◆ WRITTEN EXERCISE
Write out the listing below exactly, and omit any images you find in it.

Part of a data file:
------------------------------------------------------------

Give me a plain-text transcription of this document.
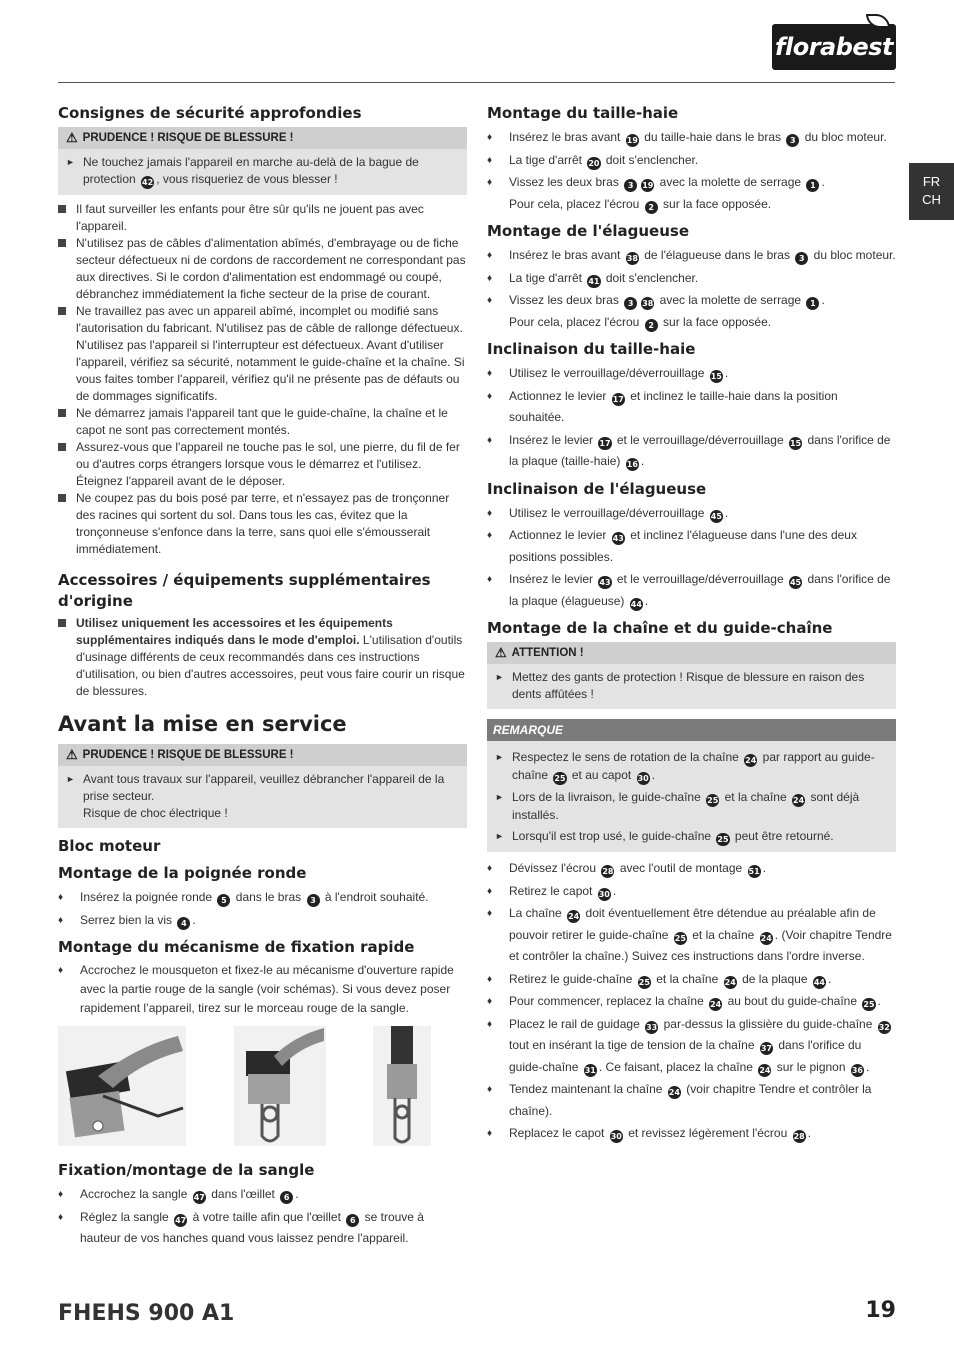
florabest
FR
CH
Consignes de sécurité approfondies
⚠ PRUDENCE ! RISQUE DE BLESSURE !
► Ne touchez jamais l'appareil en marche au-delà de la bague de protection 42 , vous risqueriez de vous blesser !
Il faut surveiller les enfants pour être sûr qu'ils ne jouent pas avec l'appareil.
N'utilisez pas de câbles d'alimentation abîmés, d'embrayage ou de fiche secteur défectueux ni de cordons de raccordement ne correspondant pas aux directives. Si le cordon d'alimentation est endommagé ou coupé, débranchez immédiatement la fiche secteur de la prise de courant.
Ne travaillez pas avec un appareil abîmé, incomplet ou modifié sans l'autorisation du fabricant. N'utilisez pas de câble de rallonge défectueux. N'utilisez pas l'appareil si l'interrupteur est défectueux. Avant d'utiliser l'appareil, vérifiez sa sécurité, notamment le guide-chaîne et la chaîne. Si vous faites tomber l'appareil, vérifiez qu'il ne présente pas de défauts ou de dommages significatifs.
Ne démarrez jamais l'appareil tant que le guide-chaîne, la chaîne et le capot ne sont pas correctement montés.
Assurez-vous que l'appareil ne touche pas le sol, une pierre, du fil de fer ou d'autres corps étrangers lorsque vous le démarrez et l'utilisez. Éteignez l'appareil avant de le déposer.
Ne coupez pas du bois posé par terre, et n'essayez pas de tronçonner des racines qui sortent du sol. Dans tous les cas, évitez que la tronçonneuse s'enfonce dans la terre, sans quoi elle s'émousserait immédiatement.
Accessoires / équipements supplémentaires d'origine
Utilisez uniquement les accessoires et les équipements supplémentaires indiqués dans le mode d'emploi. L'utilisation d'outils d'usinage différents de ceux recommandés dans ces instructions d'utilisation, ou bien d'autres accessoires, peut vous faire courir un risque de blessures.
Avant la mise en service
⚠ PRUDENCE ! RISQUE DE BLESSURE !
► Avant tous travaux sur l'appareil, veuillez débrancher l'appareil de la prise secteur.
Risque de choc électrique !
Bloc moteur
Montage de la poignée ronde
♦ Insérez la poignée ronde 5 dans le bras 3 à l'endroit souhaité.
♦ Serrez bien la vis 4 .
Montage du mécanisme de fixation rapide
♦ Accrochez le mousqueton et fixez-le au mécanisme d'ouverture rapide avec la partie rouge de la sangle (voir schémas). Si vous devez poser rapidement l’appareil, tirez sur le morceau rouge de la sangle.
Fixation/montage de la sangle
♦ Accrochez la sangle 47 dans l'œillet 6 .
♦ Réglez la sangle 47 à votre taille afin que l'œillet 6 se trouve à hauteur de vos hanches quand vous laissez pendre l'appareil.
Montage du taille-haie
♦ Insérez le bras avant 19 du taille-haie dans le bras 3 du bloc moteur.
♦ La tige d'arrêt 20 doit s'enclencher.
♦ Vissez les deux bras 3 19 avec la molette de serrage 1 .
Pour cela, placez l'écrou 2 sur la face opposée.
Montage de l'élagueuse
♦ Insérez le bras avant 38 de l'élagueuse dans le bras 3 du bloc moteur.
♦ La tige d'arrêt 41 doit s'enclencher.
♦ Vissez les deux bras 3 38 avec la molette de serrage 1 .
Pour cela, placez l'écrou 2 sur la face opposée.
Inclinaison du taille-haie
♦ Utilisez le verrouillage/déverrouillage 15 .
♦ Actionnez le levier 17 et inclinez le taille-haie dans la position souhaitée.
♦ Insérez le levier 17 et le verrouillage/déverrouillage 15 dans l'orifice de la plaque (taille-haie) 16 .
Inclinaison de l'élagueuse
♦ Utilisez le verrouillage/déverrouillage 45 .
♦ Actionnez le levier 43 et inclinez l'élagueuse dans l'une des deux positions possibles.
♦ Insérez le levier 43 et le verrouillage/déverrouillage 45 dans l'orifice de la plaque (élagueuse) 44 .
Montage de la chaîne et du guide-chaîne
⚠ ATTENTION !
► Mettez des gants de protection ! Risque de blessure en raison des dents affûtées !
REMARQUE
► Respectez le sens de rotation de la chaîne 24 par rapport au guide-chaîne 25 et au capot 30 .
► Lors de la livraison, le guide-chaîne 25 et la chaîne 24 sont déjà installés.
► Lorsqu'il est trop usé, le guide-chaîne 25 peut être retourné.
♦ Dévissez l'écrou 28 avec l'outil de montage 51 .
♦ Retirez le capot 30 .
♦ La chaîne 24 doit éventuellement être détendue au préalable afin de pouvoir retirer le guide-chaîne 25 et la chaîne 24 . (Voir chapitre Tendre et contrôler la chaîne.) Suivez ces instructions dans l'ordre inverse.
♦ Retirez le guide-chaîne 25 et la chaîne 24 de la plaque 44 .
♦ Pour commencer, replacez la chaîne 24 au bout du guide-chaîne 25 .
♦ Placez le rail de guidage 33 par-dessus la glissière du guide-chaîne 32 tout en insérant la tige de tension de la chaîne 37 dans l'orifice du guide-chaîne 31 . Ce faisant, placez la chaîne 24 sur le pignon 36 .
♦ Tendez maintenant la chaîne 24 (voir chapitre Tendre et contrôler la chaîne).
♦ Replacez le capot 30 et revissez légèrement l'écrou 28 .
FHEHS 900 A1	19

------------------------------------------------------------

◆ FINISHED EXERCISE
Give me a plain-text transcription of this document.
florabest
FR
CH
Consignes de sécurité approfondies
⚠ PRUDENCE ! RISQUE DE BLESSURE !
► Ne touchez jamais l'appareil en marche au-delà de la bague de protection 42 , vous risqueriez de vous blesser !
Il faut surveiller les enfants pour être sûr qu'ils ne jouent pas avec l'appareil.
N'utilisez pas de câbles d'alimentation abîmés, d'embrayage ou de fiche secteur défectueux ni de cordons de raccordement ne correspondant pas aux directives. Si le cordon d'alimentation est endommagé ou coupé, débranchez immédiatement la fiche secteur de la prise de courant.
Ne travaillez pas avec un appareil abîmé, incomplet ou modifié sans l'autorisation du fabricant. N'utilisez pas de câble de rallonge défectueux. N'utilisez pas l'appareil si l'interrupteur est défectueux. Avant d'utiliser l'appareil, vérifiez sa sécurité, notamment le guide-chaîne et la chaîne. Si vous faites tomber l'appareil, vérifiez qu'il ne présente pas de défauts ou de dommages significatifs.
Ne démarrez jamais l'appareil tant que le guide-chaîne, la chaîne et le capot ne sont pas correctement montés.
Assurez-vous que l'appareil ne touche pas le sol, une pierre, du fil de fer ou d'autres corps étrangers lorsque vous le démarrez et l'utilisez. Éteignez l'appareil avant de le déposer.
Ne coupez pas du bois posé par terre, et n'essayez pas de tronçonner des racines qui sortent du sol. Dans tous les cas, évitez que la tronçonneuse s'enfonce dans la terre, sans quoi elle s'émousserait immédiatement.
Accessoires / équipements supplémentaires d'origine
Utilisez uniquement les accessoires et les équipements supplémentaires indiqués dans le mode d'emploi. L'utilisation d'outils d'usinage différents de ceux recommandés dans ces instructions d'utilisation, ou bien d'autres accessoires, peut vous faire courir un risque de blessures.
Avant la mise en service
⚠ PRUDENCE ! RISQUE DE BLESSURE !
► Avant tous travaux sur l'appareil, veuillez débrancher l'appareil de la prise secteur.
Risque de choc électrique !
Bloc moteur
Montage de la poignée ronde
♦ Insérez la poignée ronde 5 dans le bras 3 à l'endroit souhaité.
♦ Serrez bien la vis 4 .
Montage du mécanisme de fixation rapide
♦ Accrochez le mousqueton et fixez-le au mécanisme d'ouverture rapide avec la partie rouge de la sangle (voir schémas). Si vous devez poser rapidement l’appareil, tirez sur le morceau rouge de la sangle.
Fixation/montage de la sangle
♦ Accrochez la sangle 47 dans l'œillet 6 .
♦ Réglez la sangle 47 à votre taille afin que l'œillet 6 se trouve à hauteur de vos hanches quand vous laissez pendre l'appareil.
Montage du taille-haie
♦ Insérez le bras avant 19 du taille-haie dans le bras 3 du bloc moteur.
♦ La tige d'arrêt 20 doit s'enclencher.
♦ Vissez les deux bras 3 19 avec la molette de serrage 1 .
Pour cela, placez l'écrou 2 sur la face opposée.
Montage de l'élagueuse
♦ Insérez le bras avant 38 de l'élagueuse dans le bras 3 du bloc moteur.
♦ La tige d'arrêt 41 doit s'enclencher.
♦ Vissez les deux bras 3 38 avec la molette de serrage 1 .
Pour cela, placez l'écrou 2 sur la face opposée.
Inclinaison du taille-haie
♦ Utilisez le verrouillage/déverrouillage 15 .
♦ Actionnez le levier 17 et inclinez le taille-haie dans la position souhaitée.
♦ Insérez le levier 17 et le verrouillage/déverrouillage 15 dans l'orifice de la plaque (taille-haie) 16 .
Inclinaison de l'élagueuse
♦ Utilisez le verrouillage/déverrouillage 45 .
♦ Actionnez le levier 43 et inclinez l'élagueuse dans l'une des deux positions possibles.
♦ Insérez le levier 43 et le verrouillage/déverrouillage 45 dans l'orifice de la plaque (élagueuse) 44 .
Montage de la chaîne et du guide-chaîne
⚠ ATTENTION !
► Mettez des gants de protection ! Risque de blessure en raison des dents affûtées !
REMARQUE
► Respectez le sens de rotation de la chaîne 24 par rapport au guide-chaîne 25 et au capot 30 .
► Lors de la livraison, le guide-chaîne 25 et la chaîne 24 sont déjà installés.
► Lorsqu'il est trop usé, le guide-chaîne 25 peut être retourné.
♦ Dévissez l'écrou 28 avec l'outil de montage 51 .
♦ Retirez le capot 30 .
♦ La chaîne 24 doit éventuellement être détendue au préalable afin de pouvoir retirer le guide-chaîne 25 et la chaîne 24 . (Voir chapitre Tendre et contrôler la chaîne.) Suivez ces instructions dans l'ordre inverse.
♦ Retirez le guide-chaîne 25 et la chaîne 24 de la plaque 44 .
♦ Pour commencer, replacez la chaîne 24 au bout du guide-chaîne 25 .
♦ Placez le rail de guidage 33 par-dessus la glissière du guide-chaîne 32 tout en insérant la tige de tension de la chaîne 37 dans l'orifice du guide-chaîne 31 . Ce faisant, placez la chaîne 24 sur le pignon 36 .
♦ Tendez maintenant la chaîne 24 (voir chapitre Tendre et contrôler la chaîne).
♦ Replacez le capot 30 et revissez légèrement l'écrou 28 .
FHEHS 900 A1	19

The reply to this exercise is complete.